• **TASK PROMPT**: Work through the data line by line, gathering every line that has the word "JSON".

(Data records)
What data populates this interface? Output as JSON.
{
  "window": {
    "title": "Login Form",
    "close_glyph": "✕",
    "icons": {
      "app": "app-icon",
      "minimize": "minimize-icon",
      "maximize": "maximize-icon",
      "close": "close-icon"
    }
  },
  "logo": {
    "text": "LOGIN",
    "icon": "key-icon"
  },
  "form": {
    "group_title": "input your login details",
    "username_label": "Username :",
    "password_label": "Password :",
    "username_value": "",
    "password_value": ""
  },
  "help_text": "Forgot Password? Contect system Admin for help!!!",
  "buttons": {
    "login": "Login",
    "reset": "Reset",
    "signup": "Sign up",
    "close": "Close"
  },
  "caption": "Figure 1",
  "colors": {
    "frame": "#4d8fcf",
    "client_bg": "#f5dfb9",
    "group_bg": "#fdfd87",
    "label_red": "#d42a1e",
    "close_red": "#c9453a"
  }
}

--

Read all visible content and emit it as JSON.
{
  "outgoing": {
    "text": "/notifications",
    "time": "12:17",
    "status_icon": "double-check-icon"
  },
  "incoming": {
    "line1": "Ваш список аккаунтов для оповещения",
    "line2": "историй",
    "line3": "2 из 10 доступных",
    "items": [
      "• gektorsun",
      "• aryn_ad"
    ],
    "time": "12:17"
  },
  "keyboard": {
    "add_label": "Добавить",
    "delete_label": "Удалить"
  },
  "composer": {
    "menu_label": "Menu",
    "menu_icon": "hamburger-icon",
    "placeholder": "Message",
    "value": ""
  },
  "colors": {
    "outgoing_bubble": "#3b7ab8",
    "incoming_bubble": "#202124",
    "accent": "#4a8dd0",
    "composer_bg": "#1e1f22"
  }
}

* * *

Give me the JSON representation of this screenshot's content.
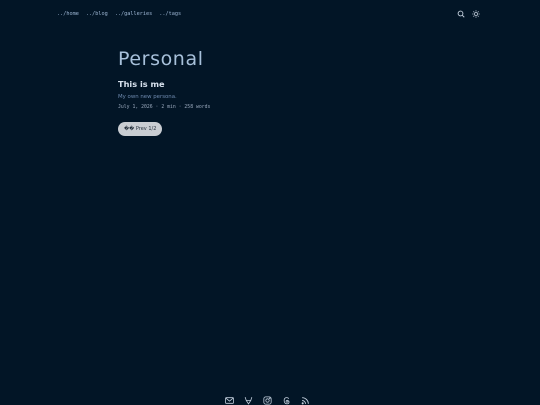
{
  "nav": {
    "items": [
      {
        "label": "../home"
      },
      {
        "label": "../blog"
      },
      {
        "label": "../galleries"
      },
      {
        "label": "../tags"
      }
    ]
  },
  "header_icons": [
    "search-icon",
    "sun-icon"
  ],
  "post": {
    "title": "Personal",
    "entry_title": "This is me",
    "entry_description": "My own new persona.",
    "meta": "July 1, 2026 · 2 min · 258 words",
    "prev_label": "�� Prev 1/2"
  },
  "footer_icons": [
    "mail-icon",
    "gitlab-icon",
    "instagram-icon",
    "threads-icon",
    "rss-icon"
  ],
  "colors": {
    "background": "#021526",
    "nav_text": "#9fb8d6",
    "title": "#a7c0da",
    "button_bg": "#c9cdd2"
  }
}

• **FINAL RESULT**:
What data populates this interface? Output as JSON.
Read all visible content and emit it as JSON.
Give me the JSON representation of this screenshot's content.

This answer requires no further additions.